Supplied entries →
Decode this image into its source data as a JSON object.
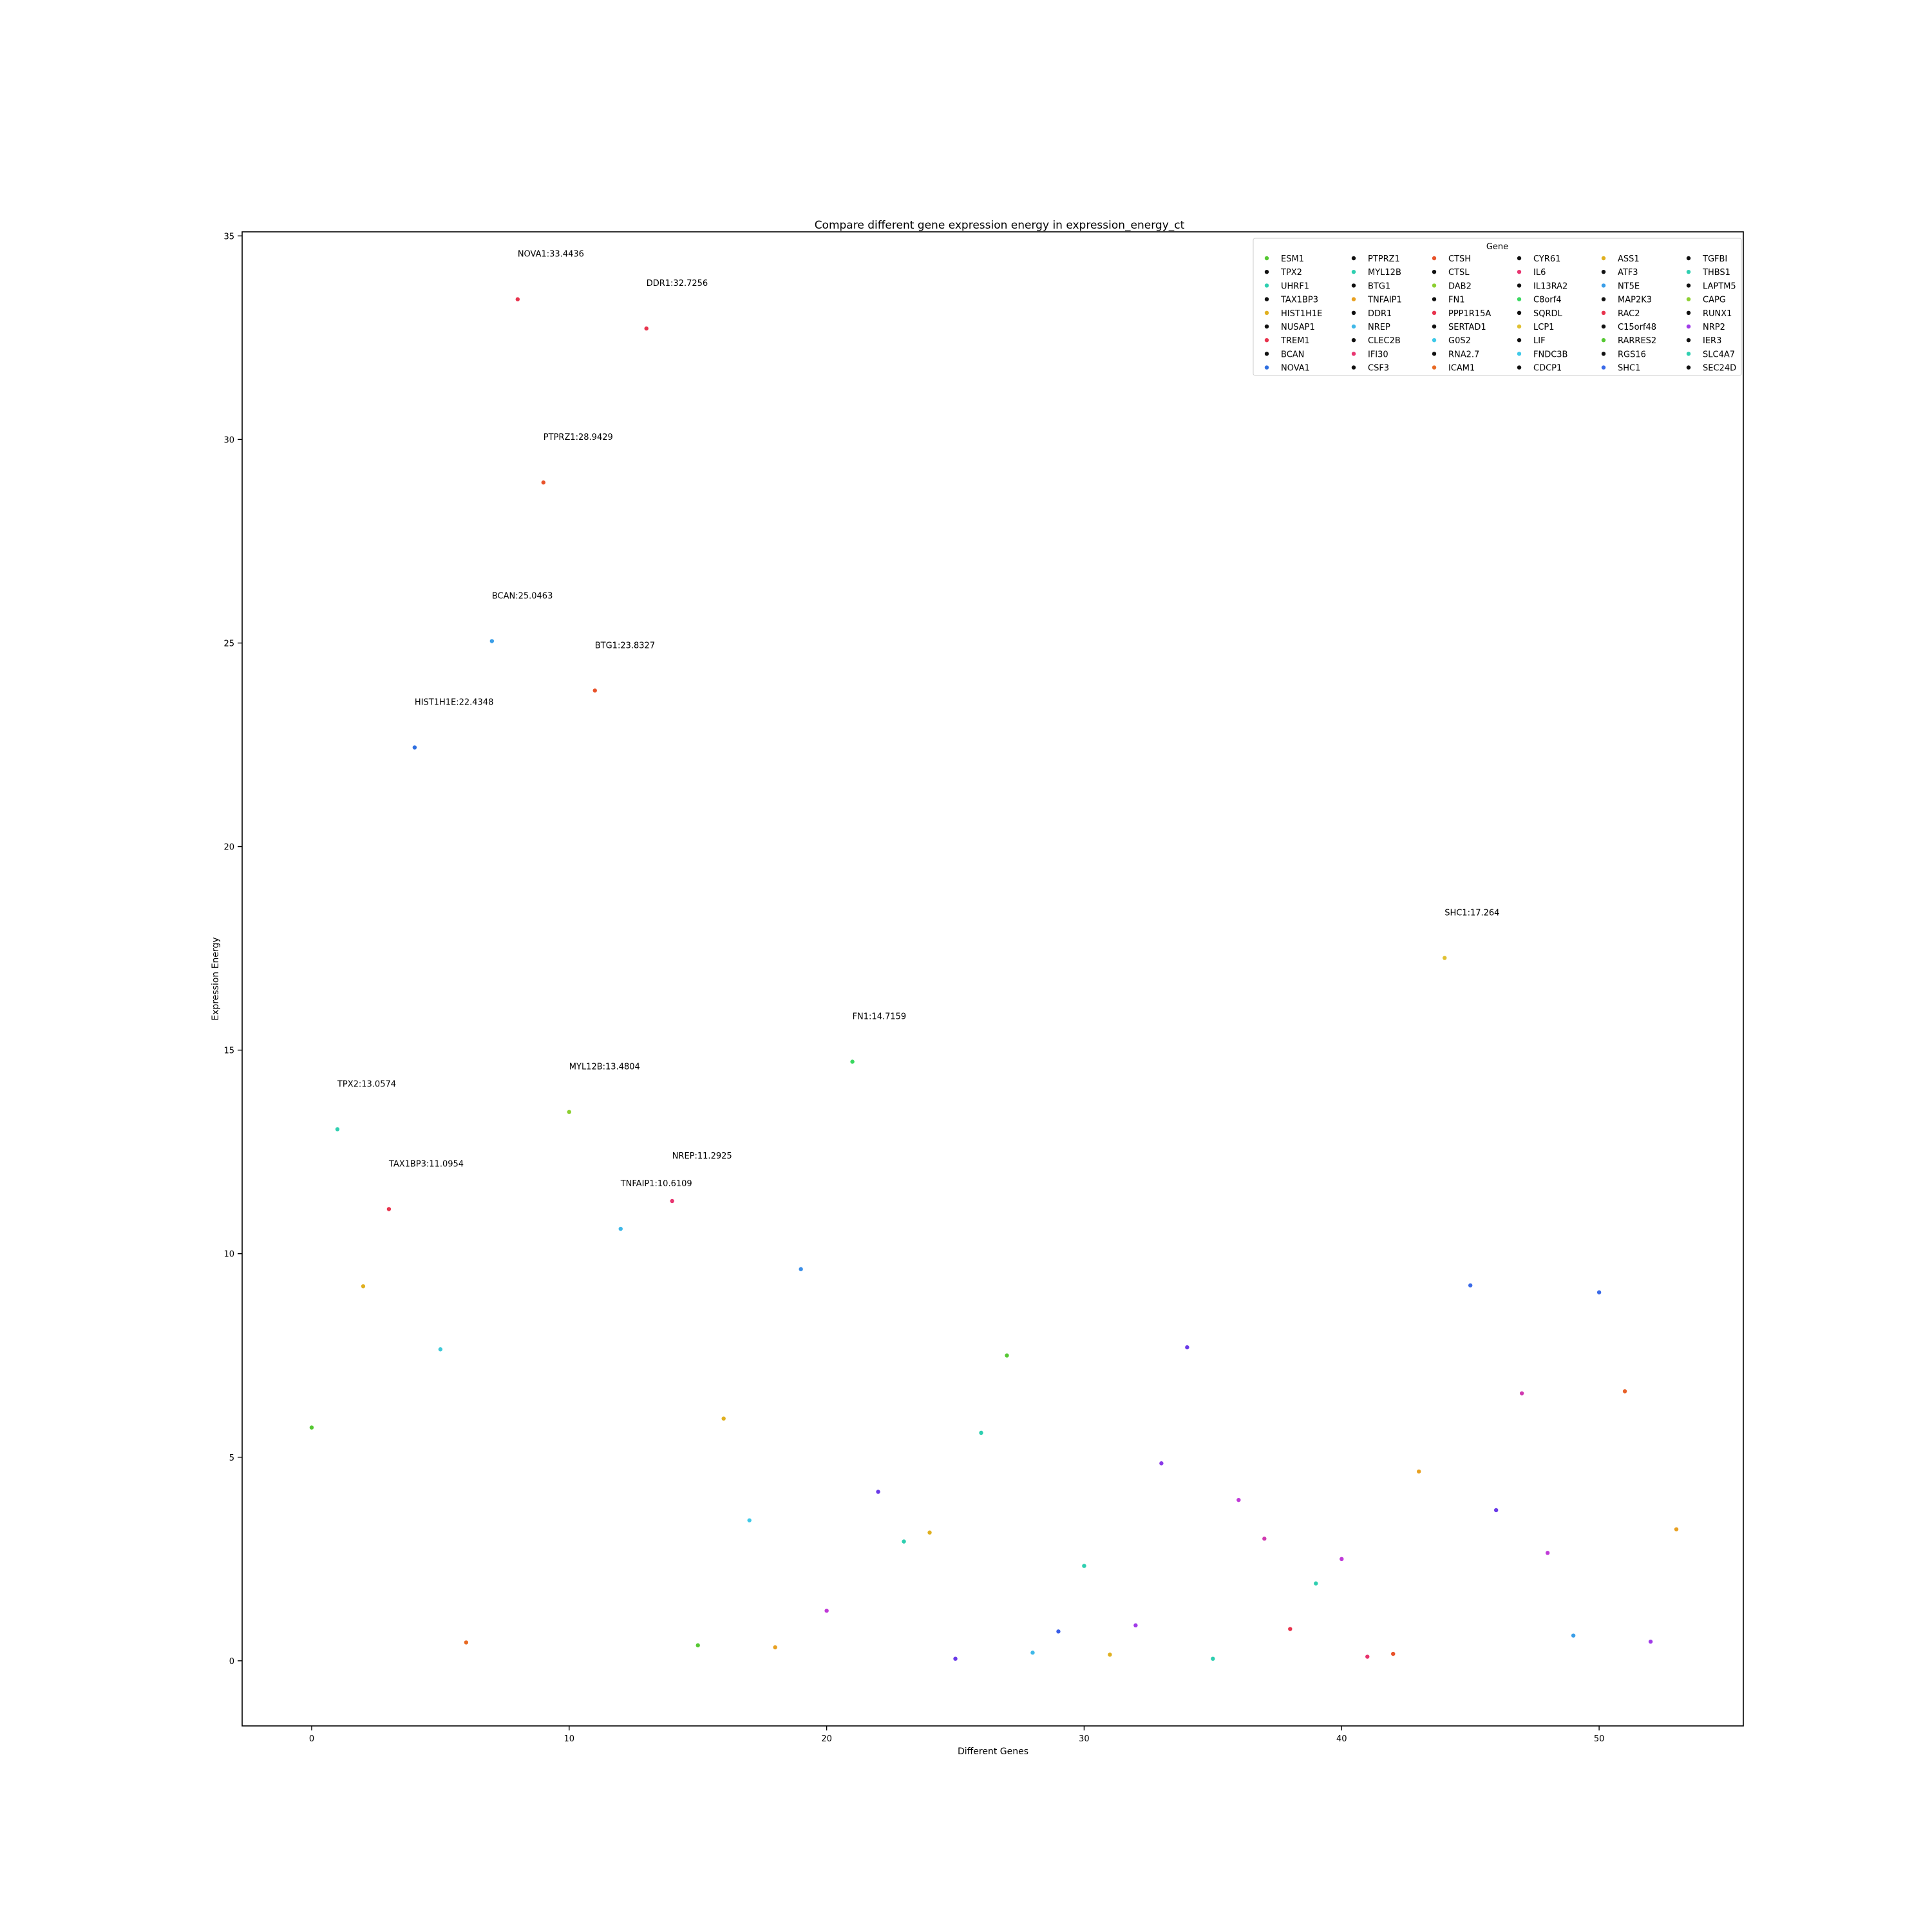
{
  "chart_data": {
    "type": "scatter",
    "title": "Compare different gene expression energy in expression_energy_ct",
    "xlabel": "Different Genes",
    "ylabel": "Expression Energy",
    "xlim": [
      -2.7,
      55.6
    ],
    "ylim": [
      -1.6,
      35.1
    ],
    "xticks": [
      0,
      10,
      20,
      30,
      40,
      50
    ],
    "yticks": [
      0,
      5,
      10,
      15,
      20,
      25,
      30,
      35
    ],
    "grid": false,
    "legend": {
      "title": "Gene",
      "placement": "top-right",
      "columns": 6
    },
    "points": [
      {
        "x": 0,
        "y": 5.73,
        "label": "ESM1",
        "color": "#55c832"
      },
      {
        "x": 1,
        "y": 13.0574,
        "label": "TPX2",
        "color": "#2ecfb0",
        "annotation": "TPX2:13.0574"
      },
      {
        "x": 2,
        "y": 9.2,
        "label": "UHRF1",
        "color": "#e0b020"
      },
      {
        "x": 3,
        "y": 11.0954,
        "label": "TAX1BP3",
        "color": "#e8334d",
        "annotation": "TAX1BP3:11.0954"
      },
      {
        "x": 4,
        "y": 22.4348,
        "label": "HIST1H1E",
        "color": "#2f6fe0",
        "annotation": "HIST1H1E:22.4348"
      },
      {
        "x": 5,
        "y": 7.65,
        "label": "NUSAP1",
        "color": "#3fc9d8"
      },
      {
        "x": 6,
        "y": 0.45,
        "label": "TREM1",
        "color": "#e86a24"
      },
      {
        "x": 7,
        "y": 25.0463,
        "label": "BCAN",
        "color": "#3a9ee8",
        "annotation": "BCAN:25.0463"
      },
      {
        "x": 8,
        "y": 33.4436,
        "label": "NOVA1",
        "color": "#e8334d",
        "annotation": "NOVA1:33.4436"
      },
      {
        "x": 9,
        "y": 28.9429,
        "label": "PTPRZ1",
        "color": "#e8522a",
        "annotation": "PTPRZ1:28.9429"
      },
      {
        "x": 10,
        "y": 13.4804,
        "label": "MYL12B",
        "color": "#8ccf30",
        "annotation": "MYL12B:13.4804"
      },
      {
        "x": 11,
        "y": 23.8327,
        "label": "BTG1",
        "color": "#e8522a",
        "annotation": "BTG1:23.8327"
      },
      {
        "x": 12,
        "y": 10.6109,
        "label": "TNFAIP1",
        "color": "#3fb8e8",
        "annotation": "TNFAIP1:10.6109"
      },
      {
        "x": 13,
        "y": 32.7256,
        "label": "DDR1",
        "color": "#e8334d",
        "annotation": "DDR1:32.7256"
      },
      {
        "x": 14,
        "y": 11.2925,
        "label": "NREP",
        "color": "#e83570",
        "annotation": "NREP:11.2925"
      },
      {
        "x": 15,
        "y": 0.38,
        "label": "CLEC2B",
        "color": "#55c832"
      },
      {
        "x": 16,
        "y": 5.95,
        "label": "IFI30",
        "color": "#e0b020"
      },
      {
        "x": 17,
        "y": 3.45,
        "label": "CSF3",
        "color": "#3fc9e8"
      },
      {
        "x": 18,
        "y": 0.33,
        "label": "CTSH",
        "color": "#e8a020"
      },
      {
        "x": 19,
        "y": 9.62,
        "label": "CTSL",
        "color": "#3a8ee8"
      },
      {
        "x": 20,
        "y": 1.23,
        "label": "DAB2",
        "color": "#c03ad8"
      },
      {
        "x": 21,
        "y": 14.7159,
        "label": "FN1",
        "color": "#3ad860",
        "annotation": "FN1:14.7159"
      },
      {
        "x": 22,
        "y": 4.15,
        "label": "PPP1R15A",
        "color": "#6a3ae8"
      },
      {
        "x": 23,
        "y": 2.93,
        "label": "SERTAD1",
        "color": "#2ecfb0"
      },
      {
        "x": 24,
        "y": 3.15,
        "label": "G0S2",
        "color": "#e0b020"
      },
      {
        "x": 25,
        "y": 0.05,
        "label": "RNA2.7",
        "color": "#6a3ae8"
      },
      {
        "x": 26,
        "y": 5.6,
        "label": "ICAM1",
        "color": "#2ecfb0"
      },
      {
        "x": 27,
        "y": 7.5,
        "label": "CYR61",
        "color": "#55c832"
      },
      {
        "x": 28,
        "y": 0.2,
        "label": "IL6",
        "color": "#3fb8e8"
      },
      {
        "x": 29,
        "y": 0.72,
        "label": "IL13RA2",
        "color": "#3a5ee8"
      },
      {
        "x": 30,
        "y": 2.33,
        "label": "C8orf4",
        "color": "#2ecfb0"
      },
      {
        "x": 31,
        "y": 0.15,
        "label": "SQRDL",
        "color": "#e0b020"
      },
      {
        "x": 32,
        "y": 0.87,
        "label": "LCP1",
        "color": "#a03ae8"
      },
      {
        "x": 33,
        "y": 4.85,
        "label": "LIF",
        "color": "#8a3ae8"
      },
      {
        "x": 34,
        "y": 7.7,
        "label": "FNDC3B",
        "color": "#6a3ae8"
      },
      {
        "x": 35,
        "y": 0.05,
        "label": "CDCP1",
        "color": "#2ecfb0"
      },
      {
        "x": 36,
        "y": 3.95,
        "label": "ASS1",
        "color": "#c03ad8"
      },
      {
        "x": 37,
        "y": 3.0,
        "label": "ATF3",
        "color": "#d03ab0"
      },
      {
        "x": 38,
        "y": 0.78,
        "label": "NT5E",
        "color": "#e8334d"
      },
      {
        "x": 39,
        "y": 1.9,
        "label": "MAP2K3",
        "color": "#2ecfb0"
      },
      {
        "x": 40,
        "y": 2.5,
        "label": "RAC2",
        "color": "#c03ad8"
      },
      {
        "x": 41,
        "y": 0.1,
        "label": "C15orf48",
        "color": "#e8336d"
      },
      {
        "x": 42,
        "y": 0.17,
        "label": "RARRES2",
        "color": "#e8522a"
      },
      {
        "x": 43,
        "y": 4.65,
        "label": "RGS16",
        "color": "#e8a020"
      },
      {
        "x": 44,
        "y": 17.264,
        "label": "SHC1",
        "color": "#e0c030",
        "annotation": "SHC1:17.264"
      },
      {
        "x": 45,
        "y": 9.22,
        "label": "TGFBI",
        "color": "#3a6ae8"
      },
      {
        "x": 46,
        "y": 3.7,
        "label": "THBS1",
        "color": "#6a3ae8"
      },
      {
        "x": 47,
        "y": 6.57,
        "label": "LAPTM5",
        "color": "#d03ab0"
      },
      {
        "x": 48,
        "y": 2.65,
        "label": "CAPG",
        "color": "#c03ad8"
      },
      {
        "x": 49,
        "y": 0.62,
        "label": "RUNX1",
        "color": "#3a9ee8"
      },
      {
        "x": 50,
        "y": 9.05,
        "label": "NRP2",
        "color": "#3a6ae8"
      },
      {
        "x": 51,
        "y": 6.62,
        "label": "IER3",
        "color": "#e8622a"
      },
      {
        "x": 52,
        "y": 0.47,
        "label": "SLC4A7",
        "color": "#a03ae8"
      },
      {
        "x": 53,
        "y": 3.23,
        "label": "SEC24D",
        "color": "#e8a020"
      }
    ],
    "legend_entries": [
      {
        "label": "ESM1",
        "color": "#55c832"
      },
      {
        "label": "TPX2",
        "color": "#111111"
      },
      {
        "label": "UHRF1",
        "color": "#2ecfb0"
      },
      {
        "label": "TAX1BP3",
        "color": "#111111"
      },
      {
        "label": "HIST1H1E",
        "color": "#e0b020"
      },
      {
        "label": "NUSAP1",
        "color": "#111111"
      },
      {
        "label": "TREM1",
        "color": "#e8334d"
      },
      {
        "label": "BCAN",
        "color": "#111111"
      },
      {
        "label": "NOVA1",
        "color": "#2f6fe0"
      },
      {
        "label": "PTPRZ1",
        "color": "#111111"
      },
      {
        "label": "MYL12B",
        "color": "#2ecfb0"
      },
      {
        "label": "BTG1",
        "color": "#111111"
      },
      {
        "label": "TNFAIP1",
        "color": "#e8a020"
      },
      {
        "label": "DDR1",
        "color": "#111111"
      },
      {
        "label": "NREP",
        "color": "#3fb8e8"
      },
      {
        "label": "CLEC2B",
        "color": "#111111"
      },
      {
        "label": "IFI30",
        "color": "#e83570"
      },
      {
        "label": "CSF3",
        "color": "#111111"
      },
      {
        "label": "CTSH",
        "color": "#e8522a"
      },
      {
        "label": "CTSL",
        "color": "#111111"
      },
      {
        "label": "DAB2",
        "color": "#8ccf30"
      },
      {
        "label": "FN1",
        "color": "#111111"
      },
      {
        "label": "PPP1R15A",
        "color": "#e8334d"
      },
      {
        "label": "SERTAD1",
        "color": "#111111"
      },
      {
        "label": "G0S2",
        "color": "#3fc9e8"
      },
      {
        "label": "RNA2.7",
        "color": "#111111"
      },
      {
        "label": "ICAM1",
        "color": "#e86a24"
      },
      {
        "label": "CYR61",
        "color": "#111111"
      },
      {
        "label": "IL6",
        "color": "#e83570"
      },
      {
        "label": "IL13RA2",
        "color": "#111111"
      },
      {
        "label": "C8orf4",
        "color": "#3ad860"
      },
      {
        "label": "SQRDL",
        "color": "#111111"
      },
      {
        "label": "LCP1",
        "color": "#e0c030"
      },
      {
        "label": "LIF",
        "color": "#111111"
      },
      {
        "label": "FNDC3B",
        "color": "#3fc9e8"
      },
      {
        "label": "CDCP1",
        "color": "#111111"
      },
      {
        "label": "ASS1",
        "color": "#e0b020"
      },
      {
        "label": "ATF3",
        "color": "#111111"
      },
      {
        "label": "NT5E",
        "color": "#3a9ee8"
      },
      {
        "label": "MAP2K3",
        "color": "#111111"
      },
      {
        "label": "RAC2",
        "color": "#e8334d"
      },
      {
        "label": "C15orf48",
        "color": "#111111"
      },
      {
        "label": "RARRES2",
        "color": "#55c832"
      },
      {
        "label": "RGS16",
        "color": "#111111"
      },
      {
        "label": "SHC1",
        "color": "#3a6ae8"
      },
      {
        "label": "TGFBI",
        "color": "#111111"
      },
      {
        "label": "THBS1",
        "color": "#2ecfb0"
      },
      {
        "label": "LAPTM5",
        "color": "#111111"
      },
      {
        "label": "CAPG",
        "color": "#8ccf30"
      },
      {
        "label": "RUNX1",
        "color": "#111111"
      },
      {
        "label": "NRP2",
        "color": "#a03ae8"
      },
      {
        "label": "IER3",
        "color": "#111111"
      },
      {
        "label": "SLC4A7",
        "color": "#2ecfb0"
      },
      {
        "label": "SEC24D",
        "color": "#111111"
      }
    ]
  }
}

Work request → Check the listing for the word "title". Show each line that has it.

Task output →
    "title": "Compare different gene expression energy in expression_energy_ct",
      "title": "Gene",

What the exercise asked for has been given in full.